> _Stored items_
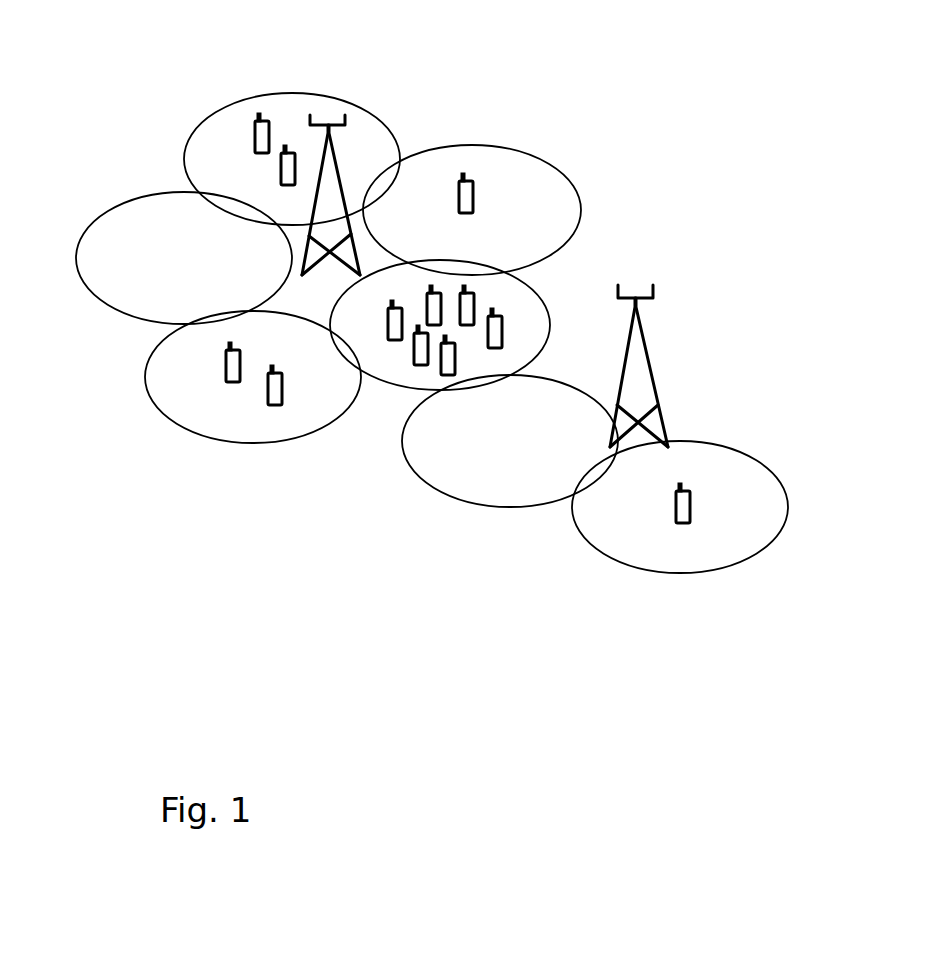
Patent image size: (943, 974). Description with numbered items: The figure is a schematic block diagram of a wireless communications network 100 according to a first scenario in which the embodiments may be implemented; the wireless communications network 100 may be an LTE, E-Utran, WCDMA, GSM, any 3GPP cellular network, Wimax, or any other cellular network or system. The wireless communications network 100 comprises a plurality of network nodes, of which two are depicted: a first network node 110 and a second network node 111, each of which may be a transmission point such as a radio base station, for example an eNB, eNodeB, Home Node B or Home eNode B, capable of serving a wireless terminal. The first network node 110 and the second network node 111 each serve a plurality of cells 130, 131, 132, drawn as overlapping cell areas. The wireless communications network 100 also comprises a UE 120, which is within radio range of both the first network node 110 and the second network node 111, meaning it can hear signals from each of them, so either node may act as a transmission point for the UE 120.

The wireless communications network 100 is at (564, 612).
The first network node 110 is at (345, 117).
The second network node 111 is at (657, 392).
The UE 120 is at (226, 370).
The cell 130 is at (131, 316).
The cell 131 is at (230, 104).
The cell 132 is at (402, 386).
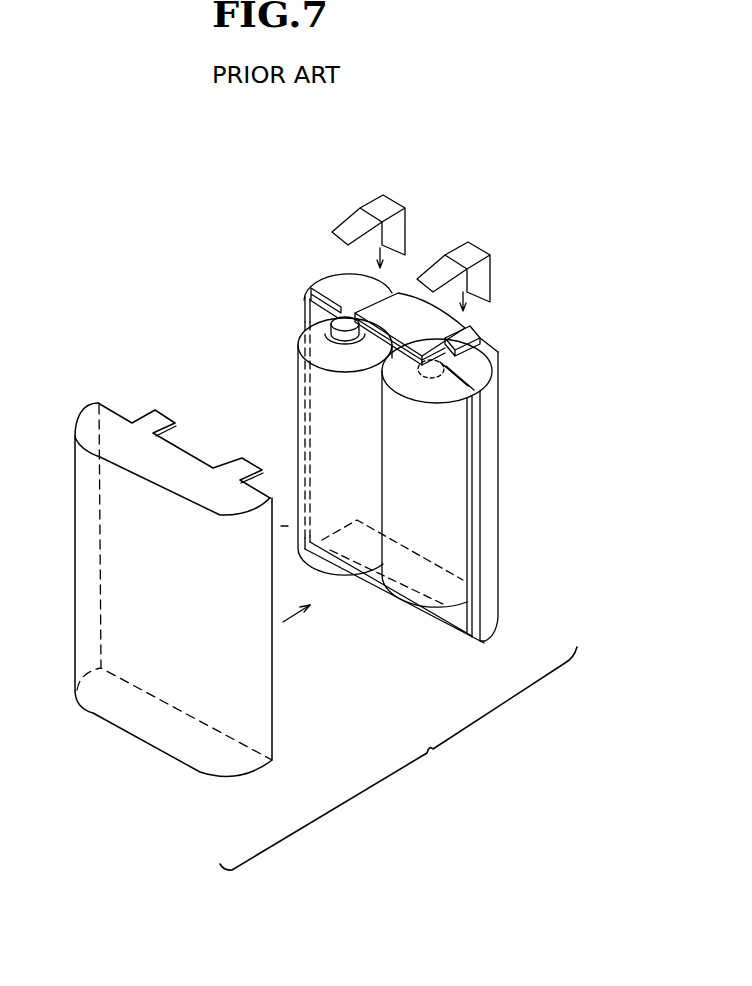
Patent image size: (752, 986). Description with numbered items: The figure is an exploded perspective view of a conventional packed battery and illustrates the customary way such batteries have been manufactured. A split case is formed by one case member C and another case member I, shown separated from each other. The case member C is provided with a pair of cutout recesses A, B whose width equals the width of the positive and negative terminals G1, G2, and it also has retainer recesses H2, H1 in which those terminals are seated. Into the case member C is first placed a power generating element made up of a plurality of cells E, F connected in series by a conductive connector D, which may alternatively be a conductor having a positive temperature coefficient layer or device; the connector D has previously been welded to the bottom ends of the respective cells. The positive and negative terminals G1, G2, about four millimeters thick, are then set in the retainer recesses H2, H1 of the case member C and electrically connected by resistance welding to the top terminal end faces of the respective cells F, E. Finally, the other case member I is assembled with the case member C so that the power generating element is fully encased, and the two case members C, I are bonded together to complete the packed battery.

The positive terminal G1 is at (382, 200).
The negative terminal G2 is at (470, 248).
The cutout recess A is at (350, 297).
The retainer recess H1 is at (385, 297).
The retainer recess H2 is at (468, 342).
The cutout recess B is at (448, 360).
The case member C is at (490, 433).
The conductive connector D is at (378, 582).
The cell E is at (460, 538).
The cell F is at (315, 383).
The case member I is at (153, 733).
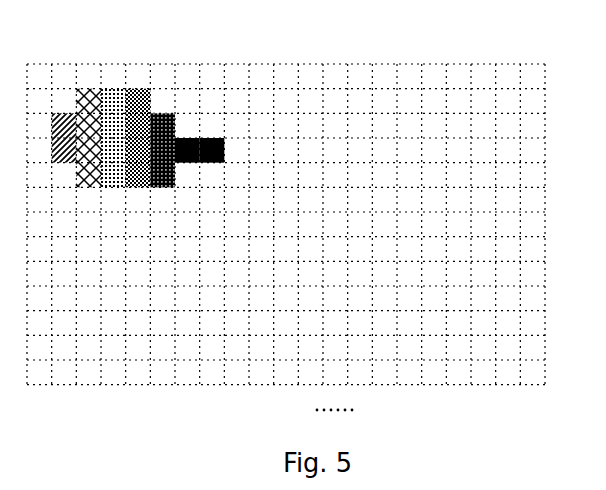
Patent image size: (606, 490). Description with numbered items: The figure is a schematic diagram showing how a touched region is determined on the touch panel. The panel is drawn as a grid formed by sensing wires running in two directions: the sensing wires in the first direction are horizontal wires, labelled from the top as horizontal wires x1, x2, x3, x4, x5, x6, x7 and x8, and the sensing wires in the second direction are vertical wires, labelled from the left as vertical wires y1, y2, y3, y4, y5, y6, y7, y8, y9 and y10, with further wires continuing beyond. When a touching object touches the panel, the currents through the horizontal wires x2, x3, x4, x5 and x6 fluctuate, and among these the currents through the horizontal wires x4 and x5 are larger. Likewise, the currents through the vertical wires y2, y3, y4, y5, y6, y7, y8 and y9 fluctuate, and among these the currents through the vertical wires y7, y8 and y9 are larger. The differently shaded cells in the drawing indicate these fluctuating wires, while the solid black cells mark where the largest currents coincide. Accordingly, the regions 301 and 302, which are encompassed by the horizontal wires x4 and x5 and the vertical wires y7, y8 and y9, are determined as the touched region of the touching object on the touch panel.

> _Exercise objective_
An exact copy of the entries, minus the pictures, is what's needed here.

> _Your solution_
Patent image size: (943, 974). Description with numbered items: The figure is a schematic block diagram of a wireless communications network 100 according to a first scenario in which the embodiments may be implemented; the wireless communications network 100 may be an LTE, E-Utran, WCDMA, GSM, any 3GPP cellular network, Wimax, or any other cellular network or system. The wireless communications network 100 comprises a plurality of network nodes, of which two are depicted: a first network node 110 and a second network node 111, each of which may be a transmission point such as a radio base station, for example an eNB, eNodeB, Home Node B or Home eNode B, capable of serving a wireless terminal. The first network node 110 and the second network node 111 each serve a plurality of cells 130, 131, 132, drawn as overlapping cell areas. The wireless communications network 100 also comprises a UE 120, which is within radio range of both the first network node 110 and the second network node 111, meaning it can hear signals from each of them, so either node may act as a transmission point for the UE 120.

The wireless communications network 100 is at (564, 612).
The first network node 110 is at (345, 117).
The second network node 111 is at (657, 392).
The UE 120 is at (226, 370).
The cell 130 is at (131, 316).
The cell 131 is at (230, 104).
The cell 132 is at (402, 386).
Patent image size: (752, 986). Description with numbered items: The figure is an exploded perspective view of a conventional packed battery and illustrates the customary way such batteries have been manufactured. A split case is formed by one case member C and another case member I, shown separated from each other. The case member C is provided with a pair of cutout recesses A, B whose width equals the width of the positive and negative terminals G1, G2, and it also has retainer recesses H2, H1 in which those terminals are seated. Into the case member C is first placed a power generating element made up of a plurality of cells E, F connected in series by a conductive connector D, which may alternatively be a conductor having a positive temperature coefficient layer or device; the connector D has previously been welded to the bottom ends of the respective cells. The positive and negative terminals G1, G2, about four millimeters thick, are then set in the retainer recesses H2, H1 of the case member C and electrically connected by resistance welding to the top terminal end faces of the respective cells F, E. Finally, the other case member I is assembled with the case member C so that the power generating element is fully encased, and the two case members C, I are bonded together to complete the packed battery.

The positive terminal G1 is at (382, 200).
The negative terminal G2 is at (470, 248).
The cutout recess A is at (350, 297).
The retainer recess H1 is at (385, 297).
The retainer recess H2 is at (468, 342).
The cutout recess B is at (448, 360).
The case member C is at (490, 433).
The conductive connector D is at (378, 582).
The cell E is at (460, 538).
The cell F is at (315, 383).
The case member I is at (153, 733).
Patent image size: (606, 490). Description with numbered items: The figure is a schematic diagram showing how a touched region is determined on the touch panel. The panel is drawn as a grid formed by sensing wires running in two directions: the sensing wires in the first direction are horizontal wires, labelled from the top as horizontal wires x1, x2, x3, x4, x5, x6, x7 and x8, and the sensing wires in the second direction are vertical wires, labelled from the left as vertical wires y1, y2, y3, y4, y5, y6, y7, y8, y9 and y10, with further wires continuing beyond. When a touching object touches the panel, the currents through the horizontal wires x2, x3, x4, x5 and x6 fluctuate, and among these the currents through the horizontal wires x4 and x5 are larger. Likewise, the currents through the vertical wires y2, y3, y4, y5, y6, y7, y8 and y9 fluctuate, and among these the currents through the vertical wires y7, y8 and y9 are larger. The differently shaded cells in the drawing indicate these fluctuating wires, while the solid black cells mark where the largest currents coincide. Accordingly, the regions 301 and 302, which are encompassed by the horizontal wires x4 and x5 and the vertical wires y7, y8 and y9, are determined as the touched region of the touching object on the touch panel.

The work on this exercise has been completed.